Stated exercise: Every record below should be written out exactly; pictures stay out.

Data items
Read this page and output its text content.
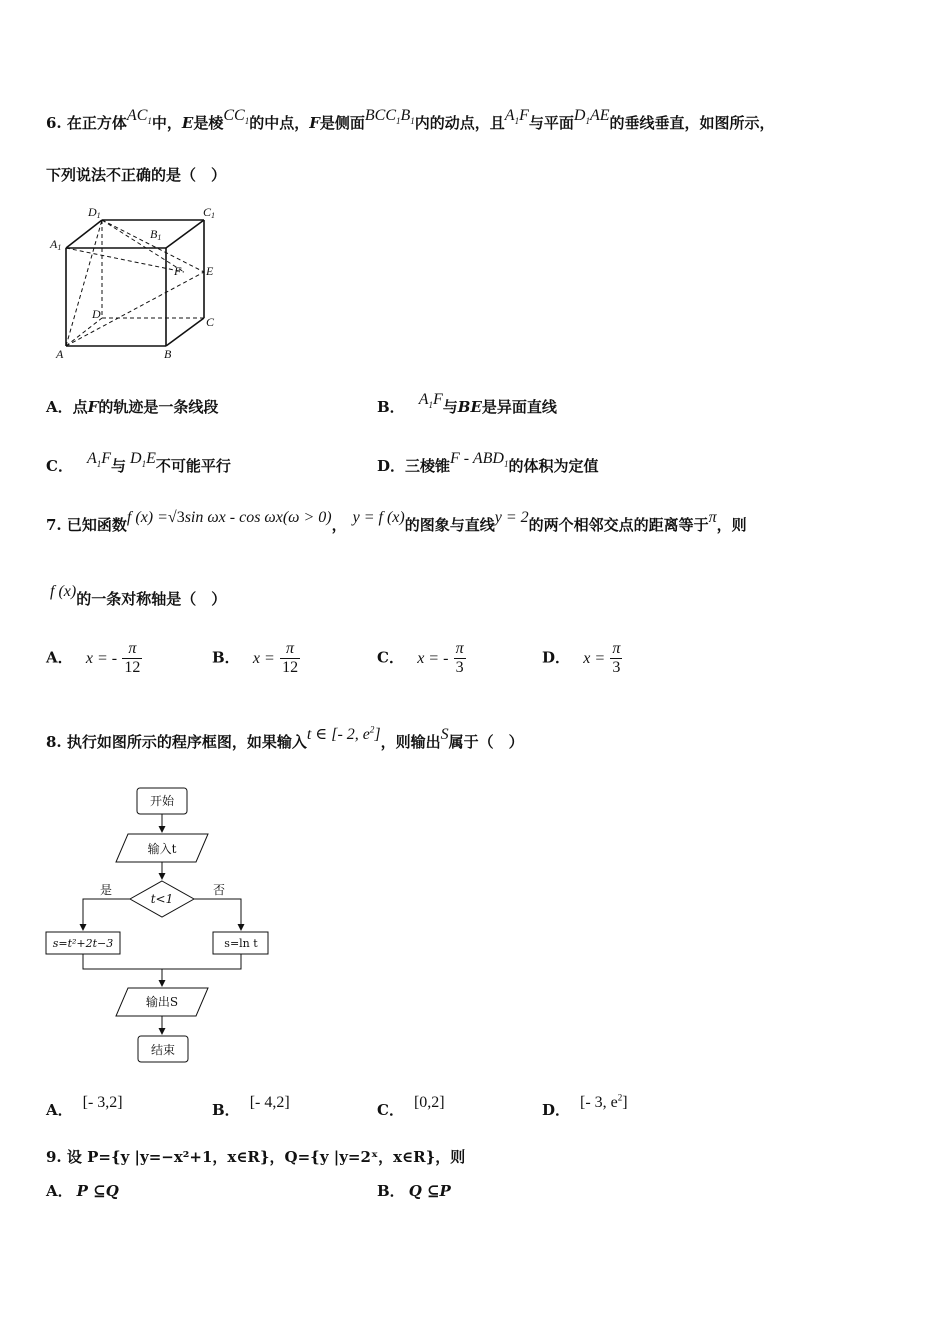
6. 在正方体$AC_1$中，E是棱$CC_1$的中点，F是侧面$BCC_1B_1$内的动点，且$A_1F$与平面$D_1AE$的垂线垂直，如图所示，
下列说法不正确的是（　）
D1	C1
A1
B1
F E
D
C
A	B
A．点F的轨迹是一条线段	B． $A_1F$与BE是异面直线
C． $A_1F$与 $D_1E$不可能平行	D．三棱锥F - $ABD_1$的体积为定值
7. 已知函数f (x) =√3sin ωx - cos ωx(ω > 0)， y = f (x)的图象与直线y = 2的两个相邻交点的距离等于π，则
f (x)的一条对称轴是（　）
A． x = - $\frac{\pi}{12}$	B． $x = \frac{\pi}{12}$	C． x = - $\frac{\pi}{3}$	D． $x = \frac{\pi}{3}$
8. 执行如图所示的程序框图，如果输入t ∈ [- 2, $e^2$]，则输出S属于（　）
开始
输入t
t<1
是	否
s=t²+2t−3	s=ln t
输出S
结束
A． [- 3,2]	B． [- 4,2]	C． [0,2]	D． [- 3, $e^2$]
9. 设 P={y |y=−x²+1，x∈R}，Q={y |y=2ˣ，x∈R}，则
A． P ⊆Q	B． Q ⊆P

Response for this exercise:
Read this page and output its text content.
6. 在正方体$AC_1$中，E是棱$CC_1$的中点，F是侧面$BCC_1B_1$内的动点，且$A_1F$与平面$D_1AE$的垂线垂直，如图所示，
下列说法不正确的是（　）
D1	C1
A1
B1
F E
D
C
A	B
A．点F的轨迹是一条线段	B． $A_1F$与BE是异面直线
C． $A_1F$与 $D_1E$不可能平行	D．三棱锥F - $ABD_1$的体积为定值
7. 已知函数f (x) =√3sin ωx - cos ωx(ω > 0)， y = f (x)的图象与直线y = 2的两个相邻交点的距离等于π，则
f (x)的一条对称轴是（　）
A． x = - $\frac{\pi}{12}$	B． $x = \frac{\pi}{12}$	C． x = - $\frac{\pi}{3}$	D． $x = \frac{\pi}{3}$
8. 执行如图所示的程序框图，如果输入t ∈ [- 2, $e^2$]，则输出S属于（　）
开始
输入t
t<1
是	否
s=t²+2t−3	s=ln t
输出S
结束
A． [- 3,2]	B． [- 4,2]	C． [0,2]	D． [- 3, $e^2$]
9. 设 P={y |y=−x²+1，x∈R}，Q={y |y=2ˣ，x∈R}，则
A． P ⊆Q	B． Q ⊆P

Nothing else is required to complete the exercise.